__What you are asked to do__
Will you give the material below again, every line exactly as it is?

:::::

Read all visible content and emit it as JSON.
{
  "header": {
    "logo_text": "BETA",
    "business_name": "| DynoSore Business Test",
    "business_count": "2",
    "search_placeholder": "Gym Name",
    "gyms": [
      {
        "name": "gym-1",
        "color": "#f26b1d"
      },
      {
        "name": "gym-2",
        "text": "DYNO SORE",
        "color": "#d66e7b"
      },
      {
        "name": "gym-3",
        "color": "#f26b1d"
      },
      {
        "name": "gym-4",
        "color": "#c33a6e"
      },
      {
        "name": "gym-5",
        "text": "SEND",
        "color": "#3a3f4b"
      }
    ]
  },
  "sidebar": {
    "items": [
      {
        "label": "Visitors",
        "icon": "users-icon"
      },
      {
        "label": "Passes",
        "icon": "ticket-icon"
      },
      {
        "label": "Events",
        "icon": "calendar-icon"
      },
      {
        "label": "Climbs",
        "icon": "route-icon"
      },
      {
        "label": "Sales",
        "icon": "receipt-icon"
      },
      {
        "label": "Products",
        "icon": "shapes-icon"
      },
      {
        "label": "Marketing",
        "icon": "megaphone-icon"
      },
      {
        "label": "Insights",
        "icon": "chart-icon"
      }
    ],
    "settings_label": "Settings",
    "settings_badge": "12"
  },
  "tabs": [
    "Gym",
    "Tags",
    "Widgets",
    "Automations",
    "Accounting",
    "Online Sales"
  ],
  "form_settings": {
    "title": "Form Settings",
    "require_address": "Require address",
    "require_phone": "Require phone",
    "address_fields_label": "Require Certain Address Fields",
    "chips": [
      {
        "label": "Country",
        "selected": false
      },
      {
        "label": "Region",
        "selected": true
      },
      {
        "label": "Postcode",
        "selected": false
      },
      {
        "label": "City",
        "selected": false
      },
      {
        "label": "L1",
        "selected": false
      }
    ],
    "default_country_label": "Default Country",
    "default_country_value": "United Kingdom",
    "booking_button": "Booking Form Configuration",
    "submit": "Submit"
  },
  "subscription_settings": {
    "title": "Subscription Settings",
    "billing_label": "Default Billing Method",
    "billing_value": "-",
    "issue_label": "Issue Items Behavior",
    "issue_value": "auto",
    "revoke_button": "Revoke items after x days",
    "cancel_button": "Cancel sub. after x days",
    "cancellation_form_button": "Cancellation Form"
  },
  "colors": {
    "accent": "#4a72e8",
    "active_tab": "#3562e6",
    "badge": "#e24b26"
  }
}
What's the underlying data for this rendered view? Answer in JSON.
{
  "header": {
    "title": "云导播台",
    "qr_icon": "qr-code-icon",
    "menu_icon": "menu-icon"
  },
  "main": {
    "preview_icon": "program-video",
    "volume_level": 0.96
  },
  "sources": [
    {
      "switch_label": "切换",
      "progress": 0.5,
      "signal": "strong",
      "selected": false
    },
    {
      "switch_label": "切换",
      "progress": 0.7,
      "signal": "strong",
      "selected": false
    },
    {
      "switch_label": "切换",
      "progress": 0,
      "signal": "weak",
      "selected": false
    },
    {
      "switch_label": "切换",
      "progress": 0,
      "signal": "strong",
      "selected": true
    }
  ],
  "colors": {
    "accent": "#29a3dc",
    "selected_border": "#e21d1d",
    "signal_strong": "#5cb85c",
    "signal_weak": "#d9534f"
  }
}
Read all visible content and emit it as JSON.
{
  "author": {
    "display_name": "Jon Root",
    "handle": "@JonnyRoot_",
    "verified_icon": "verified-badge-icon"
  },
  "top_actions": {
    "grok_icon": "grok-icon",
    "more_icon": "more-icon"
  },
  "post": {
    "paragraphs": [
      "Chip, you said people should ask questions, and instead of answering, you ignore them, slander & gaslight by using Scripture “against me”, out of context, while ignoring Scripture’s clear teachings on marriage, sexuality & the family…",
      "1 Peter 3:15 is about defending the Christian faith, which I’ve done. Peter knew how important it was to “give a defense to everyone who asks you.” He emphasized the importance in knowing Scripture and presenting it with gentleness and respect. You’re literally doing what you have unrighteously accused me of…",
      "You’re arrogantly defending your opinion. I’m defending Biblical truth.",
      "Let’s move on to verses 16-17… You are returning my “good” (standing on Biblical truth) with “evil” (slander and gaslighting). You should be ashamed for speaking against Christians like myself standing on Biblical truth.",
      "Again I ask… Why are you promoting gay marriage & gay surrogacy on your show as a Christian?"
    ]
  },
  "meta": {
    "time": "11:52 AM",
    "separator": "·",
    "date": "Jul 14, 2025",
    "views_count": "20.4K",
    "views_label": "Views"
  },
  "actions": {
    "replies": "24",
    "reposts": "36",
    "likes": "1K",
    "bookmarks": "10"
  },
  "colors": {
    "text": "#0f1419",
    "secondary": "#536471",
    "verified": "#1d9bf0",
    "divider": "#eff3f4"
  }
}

:::::

__Exercise output__
Read all visible content and emit it as JSON.
{
  "header": {
    "logo_text": "BETA",
    "business_name": "| DynoSore Business Test",
    "business_count": "2",
    "search_placeholder": "Gym Name",
    "gyms": [
      {
        "name": "gym-1",
        "color": "#f26b1d"
      },
      {
        "name": "gym-2",
        "text": "DYNO SORE",
        "color": "#d66e7b"
      },
      {
        "name": "gym-3",
        "color": "#f26b1d"
      },
      {
        "name": "gym-4",
        "color": "#c33a6e"
      },
      {
        "name": "gym-5",
        "text": "SEND",
        "color": "#3a3f4b"
      }
    ]
  },
  "sidebar": {
    "items": [
      {
        "label": "Visitors",
        "icon": "users-icon"
      },
      {
        "label": "Passes",
        "icon": "ticket-icon"
      },
      {
        "label": "Events",
        "icon": "calendar-icon"
      },
      {
        "label": "Climbs",
        "icon": "route-icon"
      },
      {
        "label": "Sales",
        "icon": "receipt-icon"
      },
      {
        "label": "Products",
        "icon": "shapes-icon"
      },
      {
        "label": "Marketing",
        "icon": "megaphone-icon"
      },
      {
        "label": "Insights",
        "icon": "chart-icon"
      }
    ],
    "settings_label": "Settings",
    "settings_badge": "12"
  },
  "tabs": [
    "Gym",
    "Tags",
    "Widgets",
    "Automations",
    "Accounting",
    "Online Sales"
  ],
  "form_settings": {
    "title": "Form Settings",
    "require_address": "Require address",
    "require_phone": "Require phone",
    "address_fields_label": "Require Certain Address Fields",
    "chips": [
      {
        "label": "Country",
        "selected": false
      },
      {
        "label": "Region",
        "selected": true
      },
      {
        "label": "Postcode",
        "selected": false
      },
      {
        "label": "City",
        "selected": false
      },
      {
        "label": "L1",
        "selected": false
      }
    ],
    "default_country_label": "Default Country",
    "default_country_value": "United Kingdom",
    "booking_button": "Booking Form Configuration",
    "submit": "Submit"
  },
  "subscription_settings": {
    "title": "Subscription Settings",
    "billing_label": "Default Billing Method",
    "billing_value": "-",
    "issue_label": "Issue Items Behavior",
    "issue_value": "auto",
    "revoke_button": "Revoke items after x days",
    "cancel_button": "Cancel sub. after x days",
    "cancellation_form_button": "Cancellation Form"
  },
  "colors": {
    "accent": "#4a72e8",
    "active_tab": "#3562e6",
    "badge": "#e24b26"
  }
}
What's the underlying data for this rendered view? Answer in JSON.
{
  "header": {
    "title": "云导播台",
    "qr_icon": "qr-code-icon",
    "menu_icon": "menu-icon"
  },
  "main": {
    "preview_icon": "program-video",
    "volume_level": 0.96
  },
  "sources": [
    {
      "switch_label": "切换",
      "progress": 0.5,
      "signal": "strong",
      "selected": false
    },
    {
      "switch_label": "切换",
      "progress": 0.7,
      "signal": "strong",
      "selected": false
    },
    {
      "switch_label": "切换",
      "progress": 0,
      "signal": "weak",
      "selected": false
    },
    {
      "switch_label": "切换",
      "progress": 0,
      "signal": "strong",
      "selected": true
    }
  ],
  "colors": {
    "accent": "#29a3dc",
    "selected_border": "#e21d1d",
    "signal_strong": "#5cb85c",
    "signal_weak": "#d9534f"
  }
}
Read all visible content and emit it as JSON.
{
  "author": {
    "display_name": "Jon Root",
    "handle": "@JonnyRoot_",
    "verified_icon": "verified-badge-icon"
  },
  "top_actions": {
    "grok_icon": "grok-icon",
    "more_icon": "more-icon"
  },
  "post": {
    "paragraphs": [
      "Chip, you said people should ask questions, and instead of answering, you ignore them, slander & gaslight by using Scripture “against me”, out of context, while ignoring Scripture’s clear teachings on marriage, sexuality & the family…",
      "1 Peter 3:15 is about defending the Christian faith, which I’ve done. Peter knew how important it was to “give a defense to everyone who asks you.” He emphasized the importance in knowing Scripture and presenting it with gentleness and respect. You’re literally doing what you have unrighteously accused me of…",
      "You’re arrogantly defending your opinion. I’m defending Biblical truth.",
      "Let’s move on to verses 16-17… You are returning my “good” (standing on Biblical truth) with “evil” (slander and gaslighting). You should be ashamed for speaking against Christians like myself standing on Biblical truth.",
      "Again I ask… Why are you promoting gay marriage & gay surrogacy on your show as a Christian?"
    ]
  },
  "meta": {
    "time": "11:52 AM",
    "separator": "·",
    "date": "Jul 14, 2025",
    "views_count": "20.4K",
    "views_label": "Views"
  },
  "actions": {
    "replies": "24",
    "reposts": "36",
    "likes": "1K",
    "bookmarks": "10"
  },
  "colors": {
    "text": "#0f1419",
    "secondary": "#536471",
    "verified": "#1d9bf0",
    "divider": "#eff3f4"
  }
}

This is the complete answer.